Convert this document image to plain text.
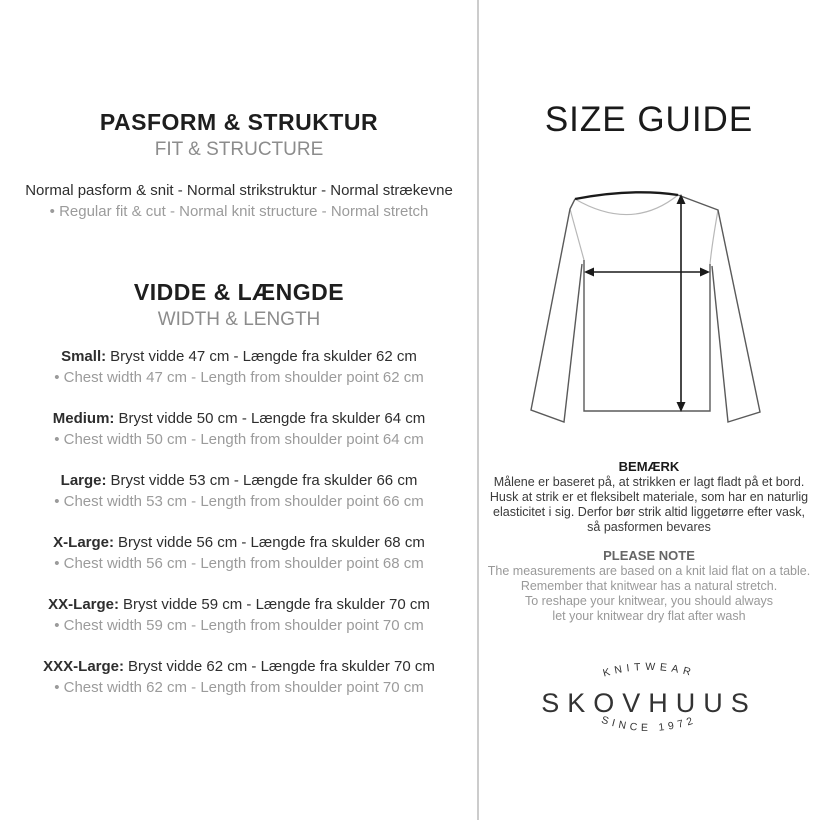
PASFORM & STRUKTUR
FIT & STRUCTURE
Normal pasform & snit - Normal strikstruktur - Normal strækevne
• Regular fit & cut - Normal knit structure - Normal stretch
VIDDE & LÆNGDE
WIDTH & LENGTH
Small: Bryst vidde 47 cm - Længde fra skulder 62 cm
• Chest width 47 cm - Length from shoulder point 62 cm
Medium: Bryst vidde 50 cm - Længde fra skulder 64 cm
• Chest width 50 cm - Length from shoulder point 64 cm
Large: Bryst vidde 53 cm - Længde fra skulder 66 cm
• Chest width 53 cm - Length from shoulder point 66 cm
X-Large: Bryst vidde 56 cm - Længde fra skulder 68 cm
• Chest width 56 cm - Length from shoulder point 68 cm
XX-Large: Bryst vidde 59 cm - Længde fra skulder 70 cm
• Chest width 59 cm - Length from shoulder point 70 cm
XXX-Large: Bryst vidde 62 cm - Længde fra skulder 70 cm
• Chest width 62 cm - Length from shoulder point 70 cm
SIZE GUIDE
BEMÆRK
Målene er baseret på, at strikken er lagt fladt på et bord.
Husk at strik er et fleksibelt materiale, som har en naturlig
elasticitet i sig. Derfor bør strik altid liggetørre efter vask,
så pasformen bevares
PLEASE NOTE
The measurements are based on a knit laid flat on a table.
Remember that knitwear has a natural stretch.
To reshape your knitwear, you should always
let your knitwear dry flat after wash
KNITWEAR
SKOVHUUS
SINCE 1972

-*-

=== YOUR OBJECTIVE ===
Find out how many lines in the listing contain the string "Large". Give the number alone.

=== PROBLEM SOLUTION ===
4